▶ Stored items from a collection
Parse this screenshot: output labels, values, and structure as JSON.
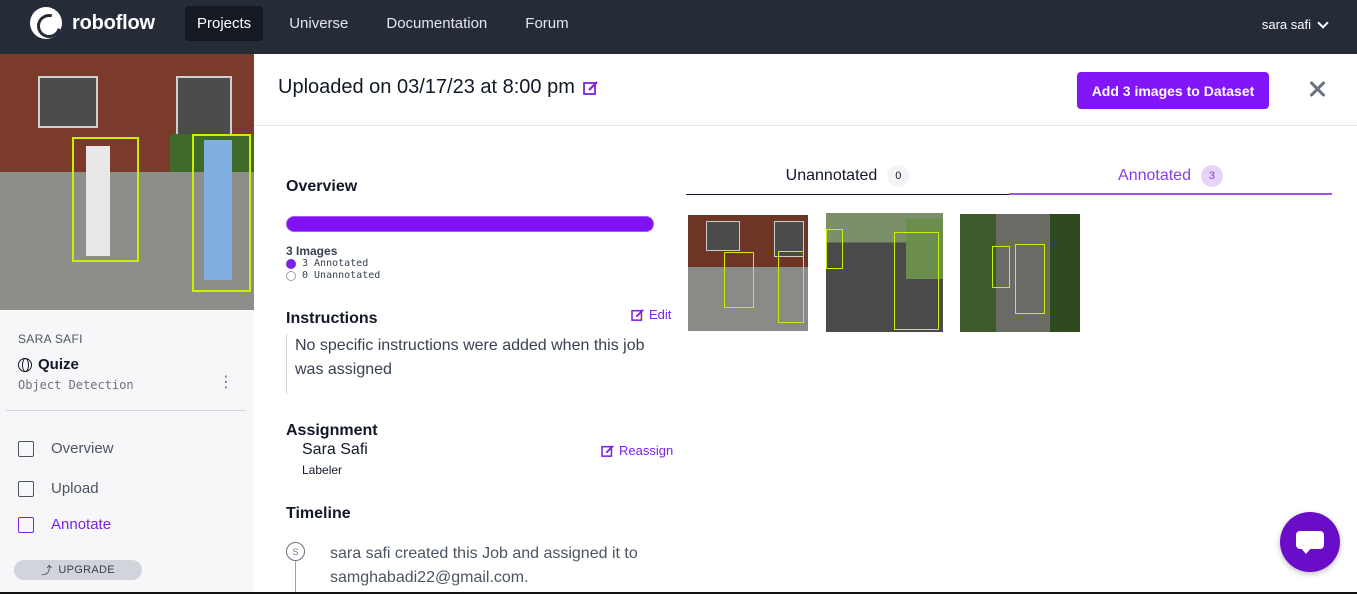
{
  "app": {
    "name": "roboflow"
  },
  "nav": {
    "links": [
      "Projects",
      "Universe",
      "Documentation",
      "Forum"
    ],
    "active": "Projects",
    "user": "sara safi"
  },
  "sidebar": {
    "owner": "SARA SAFI",
    "project_name": "Quize",
    "project_type": "Object Detection",
    "items": [
      {
        "label": "Overview",
        "icon": "document-icon"
      },
      {
        "label": "Upload",
        "icon": "upload-icon"
      },
      {
        "label": "Annotate",
        "icon": "annotate-icon",
        "active": true
      }
    ],
    "upgrade_label": "UPGRADE"
  },
  "header": {
    "title": "Uploaded on 03/17/23 at 8:00 pm",
    "add_button": "Add 3 images to Dataset"
  },
  "overview": {
    "title": "Overview",
    "progress": 1.0,
    "images_label": "3 Images",
    "annotated_label": "3 Annotated",
    "unannotated_label": "0 Unannotated"
  },
  "instructions": {
    "title": "Instructions",
    "edit_label": "Edit",
    "text": "No specific instructions were added when this job was assigned"
  },
  "assignment": {
    "title": "Assignment",
    "reassign_label": "Reassign",
    "name": "Sara Safi",
    "role": "Labeler"
  },
  "timeline": {
    "title": "Timeline",
    "marker": "S",
    "entry": "sara safi created this Job and assigned it to samghabadi22@gmail.com."
  },
  "tabs": {
    "unannotated": {
      "label": "Unannotated",
      "count": "0"
    },
    "annotated": {
      "label": "Annotated",
      "count": "3",
      "active": true
    }
  },
  "colors": {
    "accent": "#8315f9",
    "nav_bg": "#252c38",
    "bbox": "#c9f000"
  }
}
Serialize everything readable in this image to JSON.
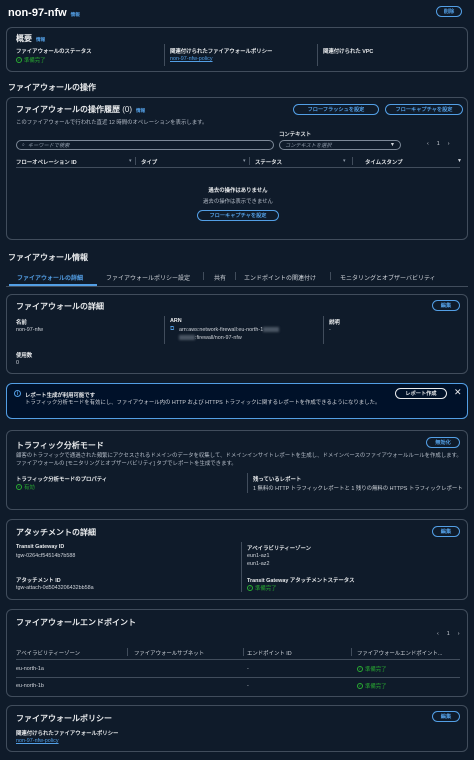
{
  "page": {
    "title": "non-97-nfw",
    "info": "情報",
    "delete_button": "削除"
  },
  "overview": {
    "title": "概要",
    "info": "情報",
    "status_label": "ファイアウォールのステータス",
    "status_value": "準備完了",
    "policy_label": "関連付けられたファイアウォールポリシー",
    "policy_value": "non-97-nfw-policy",
    "vpc_label": "関連付けられた VPC"
  },
  "operations": {
    "section_title": "ファイアウォールの操作"
  },
  "history": {
    "title": "ファイアウォールの操作履歴",
    "count": "(0)",
    "info": "情報",
    "desc": "このファイアウォールで行われた直近 12 時間のオペレーションを表示します。",
    "flow_flush_button": "フローフラッシュを設定",
    "flow_capture_button": "フローキャプチャを設定",
    "search_placeholder": "キーワードで検索",
    "context_label": "コンテキスト",
    "context_placeholder": "コンテキストを選択",
    "page_number": "1",
    "columns": [
      "フローオペレーション ID",
      "タイプ",
      "ステータス",
      "タイムスタンプ"
    ],
    "empty_title": "過去の操作はありません",
    "empty_desc": "過去の操作は表示できません",
    "empty_button": "フローキャプチャを設定"
  },
  "info_section": {
    "title": "ファイアウォール情報"
  },
  "tabs": [
    "ファイアウォールの詳細",
    "ファイアウォールポリシー設定",
    "共有",
    "エンドポイントの関連付け",
    "モニタリングとオブザーバビリティ"
  ],
  "details": {
    "title": "ファイアウォールの詳細",
    "edit_button": "編集",
    "name_label": "名前",
    "name_value": "non-97-nfw",
    "arn_label": "ARN",
    "arn_line1": "arn:aws:network-firewall:eu-north-1",
    "arn_line2": ":firewall/non-97-nfw",
    "desc_label": "説明",
    "desc_value": "-",
    "usage_label": "使用数",
    "usage_value": "0"
  },
  "alert": {
    "title": "レポート生成が利用可能です",
    "text": "トラフィック分析モードを有効にし、ファイアウォール内の HTTP および HTTPS トラフィックに関するレポートを作成できるようになりました。",
    "button": "レポート作成"
  },
  "traffic": {
    "title": "トラフィック分析モード",
    "disable_button": "無効化",
    "desc": "顧客のトラフィックで通過された頻繁にアクセスされるドメインのデータを収集して、ドメインインサイトレポートを生成し、ドメインベースのファイアウォールルールを作成します。ファイアウォールの [モニタリングとオブザーバビリティ] タブでレポートを生成できます。",
    "prop_label": "トラフィック分析モードのプロパティ",
    "prop_value": "有効",
    "remaining_label": "残っているレポート",
    "remaining_value": "1 無料の HTTP トラフィックレポートと 1 残りの無料の HTTPS トラフィックレポート"
  },
  "attachment": {
    "title": "アタッチメントの詳細",
    "edit_button": "編集",
    "tgw_label": "Transit Gateway ID",
    "tgw_value": "tgw-0264cf54514b7b588",
    "az_label": "アベイラビリティーゾーン",
    "az_values": [
      "eun1-az1",
      "eun1-az2"
    ],
    "att_label": "アタッチメント ID",
    "att_value": "tgw-attach-0d5043206432bb58a",
    "att_status_label": "Transit Gateway アタッチメントステータス",
    "att_status_value": "準備完了"
  },
  "endpoints": {
    "title": "ファイアウォールエンドポイント",
    "page_number": "1",
    "columns": [
      "アベイラビリティーゾーン",
      "ファイアウォールサブネット",
      "エンドポイント ID",
      "ファイアウォールエンドポイント..."
    ],
    "rows": [
      {
        "az": "eu-north-1a",
        "subnet": "",
        "endpoint": "-",
        "status": "準備完了"
      },
      {
        "az": "eu-north-1b",
        "subnet": "",
        "endpoint": "-",
        "status": "準備完了"
      }
    ]
  },
  "policy": {
    "title": "ファイアウォールポリシー",
    "edit_button": "編集",
    "label": "関連付けられたファイアウォールポリシー",
    "value": "non-97-nfw-policy"
  },
  "icons": {
    "check": "check-circle-icon",
    "info": "info-circle-icon",
    "close": "close-icon",
    "copy": "copy-icon",
    "search": "search-icon",
    "caret": "caret-down-icon"
  },
  "colors": {
    "background": "#0f1b2a",
    "accent": "#539fe5",
    "success": "#29ad32",
    "border": "#414d5c",
    "alert_bg": "#001129"
  }
}
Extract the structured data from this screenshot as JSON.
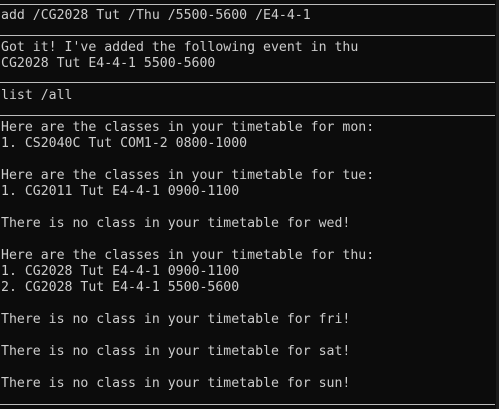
{
  "terminal": {
    "command1": "add /CG2028 Tut /Thu /5500-5600 /E4-4-1",
    "response1": [
      "Got it! I've added the following event in thu",
      "CG2028 Tut E4-4-1 5500-5600"
    ],
    "command2": "list /all",
    "response2": [
      "Here are the classes in your timetable for mon:",
      "1. CS2040C Tut COM1-2 0800-1000",
      "",
      "Here are the classes in your timetable for tue:",
      "1. CG2011 Tut E4-4-1 0900-1100",
      "",
      "There is no class in your timetable for wed!",
      "",
      "Here are the classes in your timetable for thu:",
      "1. CG2028 Tut E4-4-1 0900-1100",
      "2. CG2028 Tut E4-4-1 5500-5600",
      "",
      "There is no class in your timetable for fri!",
      "",
      "There is no class in your timetable for sat!",
      "",
      "There is no class in your timetable for sun!"
    ]
  }
}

▶ Task prompt
Output an exact copy of the material, with the pictures removed.

▶ Full answer
Parse this screenshot: output labels, values, and structure as JSON.
{
  "app": {
    "name": "roboflow"
  },
  "nav": {
    "links": [
      "Projects",
      "Universe",
      "Documentation",
      "Forum"
    ],
    "active": "Projects",
    "user": "sara safi"
  },
  "sidebar": {
    "owner": "SARA SAFI",
    "project_name": "Quize",
    "project_type": "Object Detection",
    "items": [
      {
        "label": "Overview",
        "icon": "document-icon"
      },
      {
        "label": "Upload",
        "icon": "upload-icon"
      },
      {
        "label": "Annotate",
        "icon": "annotate-icon",
        "active": true
      }
    ],
    "upgrade_label": "UPGRADE"
  },
  "header": {
    "title": "Uploaded on 03/17/23 at 8:00 pm",
    "add_button": "Add 3 images to Dataset"
  },
  "overview": {
    "title": "Overview",
    "progress": 1.0,
    "images_label": "3 Images",
    "annotated_label": "3 Annotated",
    "unannotated_label": "0 Unannotated"
  },
  "instructions": {
    "title": "Instructions",
    "edit_label": "Edit",
    "text": "No specific instructions were added when this job was assigned"
  },
  "assignment": {
    "title": "Assignment",
    "reassign_label": "Reassign",
    "name": "Sara Safi",
    "role": "Labeler"
  },
  "timeline": {
    "title": "Timeline",
    "marker": "S",
    "entry": "sara safi created this Job and assigned it to samghabadi22@gmail.com."
  },
  "tabs": {
    "unannotated": {
      "label": "Unannotated",
      "count": "0"
    },
    "annotated": {
      "label": "Annotated",
      "count": "3",
      "active": true
    }
  },
  "colors": {
    "accent": "#8315f9",
    "nav_bg": "#252c38",
    "bbox": "#c9f000"
  }
}
Serialize everything readable in this image to JSON.
{
  "page": {
    "title": "non-97-nfw",
    "info": "情報",
    "delete_button": "削除"
  },
  "overview": {
    "title": "概要",
    "info": "情報",
    "status_label": "ファイアウォールのステータス",
    "status_value": "準備完了",
    "policy_label": "関連付けられたファイアウォールポリシー",
    "policy_value": "non-97-nfw-policy",
    "vpc_label": "関連付けられた VPC"
  },
  "operations": {
    "section_title": "ファイアウォールの操作"
  },
  "history": {
    "title": "ファイアウォールの操作履歴",
    "count": "(0)",
    "info": "情報",
    "desc": "このファイアウォールで行われた直近 12 時間のオペレーションを表示します。",
    "flow_flush_button": "フローフラッシュを設定",
    "flow_capture_button": "フローキャプチャを設定",
    "search_placeholder": "キーワードで検索",
    "context_label": "コンテキスト",
    "context_placeholder": "コンテキストを選択",
    "page_number": "1",
    "columns": [
      "フローオペレーション ID",
      "タイプ",
      "ステータス",
      "タイムスタンプ"
    ],
    "empty_title": "過去の操作はありません",
    "empty_desc": "過去の操作は表示できません",
    "empty_button": "フローキャプチャを設定"
  },
  "info_section": {
    "title": "ファイアウォール情報"
  },
  "tabs": [
    "ファイアウォールの詳細",
    "ファイアウォールポリシー設定",
    "共有",
    "エンドポイントの関連付け",
    "モニタリングとオブザーバビリティ"
  ],
  "details": {
    "title": "ファイアウォールの詳細",
    "edit_button": "編集",
    "name_label": "名前",
    "name_value": "non-97-nfw",
    "arn_label": "ARN",
    "arn_line1": "arn:aws:network-firewall:eu-north-1",
    "arn_line2": ":firewall/non-97-nfw",
    "desc_label": "説明",
    "desc_value": "-",
    "usage_label": "使用数",
    "usage_value": "0"
  },
  "alert": {
    "title": "レポート生成が利用可能です",
    "text": "トラフィック分析モードを有効にし、ファイアウォール内の HTTP および HTTPS トラフィックに関するレポートを作成できるようになりました。",
    "button": "レポート作成"
  },
  "traffic": {
    "title": "トラフィック分析モード",
    "disable_button": "無効化",
    "desc": "顧客のトラフィックで通過された頻繁にアクセスされるドメインのデータを収集して、ドメインインサイトレポートを生成し、ドメインベースのファイアウォールルールを作成します。ファイアウォールの [モニタリングとオブザーバビリティ] タブでレポートを生成できます。",
    "prop_label": "トラフィック分析モードのプロパティ",
    "prop_value": "有効",
    "remaining_label": "残っているレポート",
    "remaining_value": "1 無料の HTTP トラフィックレポートと 1 残りの無料の HTTPS トラフィックレポート"
  },
  "attachment": {
    "title": "アタッチメントの詳細",
    "edit_button": "編集",
    "tgw_label": "Transit Gateway ID",
    "tgw_value": "tgw-0264cf54514b7b588",
    "az_label": "アベイラビリティーゾーン",
    "az_values": [
      "eun1-az1",
      "eun1-az2"
    ],
    "att_label": "アタッチメント ID",
    "att_value": "tgw-attach-0d5043206432bb58a",
    "att_status_label": "Transit Gateway アタッチメントステータス",
    "att_status_value": "準備完了"
  },
  "endpoints": {
    "title": "ファイアウォールエンドポイント",
    "page_number": "1",
    "columns": [
      "アベイラビリティーゾーン",
      "ファイアウォールサブネット",
      "エンドポイント ID",
      "ファイアウォールエンドポイント..."
    ],
    "rows": [
      {
        "az": "eu-north-1a",
        "subnet": "",
        "endpoint": "-",
        "status": "準備完了"
      },
      {
        "az": "eu-north-1b",
        "subnet": "",
        "endpoint": "-",
        "status": "準備完了"
      }
    ]
  },
  "policy": {
    "title": "ファイアウォールポリシー",
    "edit_button": "編集",
    "label": "関連付けられたファイアウォールポリシー",
    "value": "non-97-nfw-policy"
  },
  "icons": {
    "check": "check-circle-icon",
    "info": "info-circle-icon",
    "close": "close-icon",
    "copy": "copy-icon",
    "search": "search-icon",
    "caret": "caret-down-icon"
  },
  "colors": {
    "background": "#0f1b2a",
    "accent": "#539fe5",
    "success": "#29ad32",
    "border": "#414d5c",
    "alert_bg": "#001129"
  }
}
Extract the structured data from this screenshot as JSON.
{
  "terminal": {
    "command1": "add /CG2028 Tut /Thu /5500-5600 /E4-4-1",
    "response1": [
      "Got it! I've added the following event in thu",
      "CG2028 Tut E4-4-1 5500-5600"
    ],
    "command2": "list /all",
    "response2": [
      "Here are the classes in your timetable for mon:",
      "1. CS2040C Tut COM1-2 0800-1000",
      "",
      "Here are the classes in your timetable for tue:",
      "1. CG2011 Tut E4-4-1 0900-1100",
      "",
      "There is no class in your timetable for wed!",
      "",
      "Here are the classes in your timetable for thu:",
      "1. CG2028 Tut E4-4-1 0900-1100",
      "2. CG2028 Tut E4-4-1 5500-5600",
      "",
      "There is no class in your timetable for fri!",
      "",
      "There is no class in your timetable for sat!",
      "",
      "There is no class in your timetable for sun!"
    ]
  }
}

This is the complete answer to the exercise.